**Stored data entries**

-.-.-

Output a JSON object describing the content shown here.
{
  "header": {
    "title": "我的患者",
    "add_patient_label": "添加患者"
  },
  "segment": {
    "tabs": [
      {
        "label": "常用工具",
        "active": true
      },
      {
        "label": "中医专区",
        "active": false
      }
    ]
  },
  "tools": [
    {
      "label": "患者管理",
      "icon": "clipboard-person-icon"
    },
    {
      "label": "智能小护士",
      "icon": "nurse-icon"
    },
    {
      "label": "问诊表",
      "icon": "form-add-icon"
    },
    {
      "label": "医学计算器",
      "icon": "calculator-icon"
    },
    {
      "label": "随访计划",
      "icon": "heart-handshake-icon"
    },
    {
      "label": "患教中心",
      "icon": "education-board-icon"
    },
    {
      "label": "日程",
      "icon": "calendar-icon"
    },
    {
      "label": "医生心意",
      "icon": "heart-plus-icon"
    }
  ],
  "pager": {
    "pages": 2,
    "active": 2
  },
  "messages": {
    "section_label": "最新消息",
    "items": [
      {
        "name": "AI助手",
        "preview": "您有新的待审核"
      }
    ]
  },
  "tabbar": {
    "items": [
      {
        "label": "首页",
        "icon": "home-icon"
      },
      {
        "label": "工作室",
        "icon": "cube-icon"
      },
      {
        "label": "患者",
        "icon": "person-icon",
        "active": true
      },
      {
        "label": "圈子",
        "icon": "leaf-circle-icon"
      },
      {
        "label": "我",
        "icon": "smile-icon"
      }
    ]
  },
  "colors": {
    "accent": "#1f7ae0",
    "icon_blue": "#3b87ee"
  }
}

-.-.-

**Prompt**
Your task is to repeat each line of the material exactly.

**Task output**
Output a JSON object describing the content shown here.
{
  "header": {
    "title": "我的患者",
    "add_patient_label": "添加患者"
  },
  "segment": {
    "tabs": [
      {
        "label": "常用工具",
        "active": true
      },
      {
        "label": "中医专区",
        "active": false
      }
    ]
  },
  "tools": [
    {
      "label": "患者管理",
      "icon": "clipboard-person-icon"
    },
    {
      "label": "智能小护士",
      "icon": "nurse-icon"
    },
    {
      "label": "问诊表",
      "icon": "form-add-icon"
    },
    {
      "label": "医学计算器",
      "icon": "calculator-icon"
    },
    {
      "label": "随访计划",
      "icon": "heart-handshake-icon"
    },
    {
      "label": "患教中心",
      "icon": "education-board-icon"
    },
    {
      "label": "日程",
      "icon": "calendar-icon"
    },
    {
      "label": "医生心意",
      "icon": "heart-plus-icon"
    }
  ],
  "pager": {
    "pages": 2,
    "active": 2
  },
  "messages": {
    "section_label": "最新消息",
    "items": [
      {
        "name": "AI助手",
        "preview": "您有新的待审核"
      }
    ]
  },
  "tabbar": {
    "items": [
      {
        "label": "首页",
        "icon": "home-icon"
      },
      {
        "label": "工作室",
        "icon": "cube-icon"
      },
      {
        "label": "患者",
        "icon": "person-icon",
        "active": true
      },
      {
        "label": "圈子",
        "icon": "leaf-circle-icon"
      },
      {
        "label": "我",
        "icon": "smile-icon"
      }
    ]
  },
  "colors": {
    "accent": "#1f7ae0",
    "icon_blue": "#3b87ee"
  }
}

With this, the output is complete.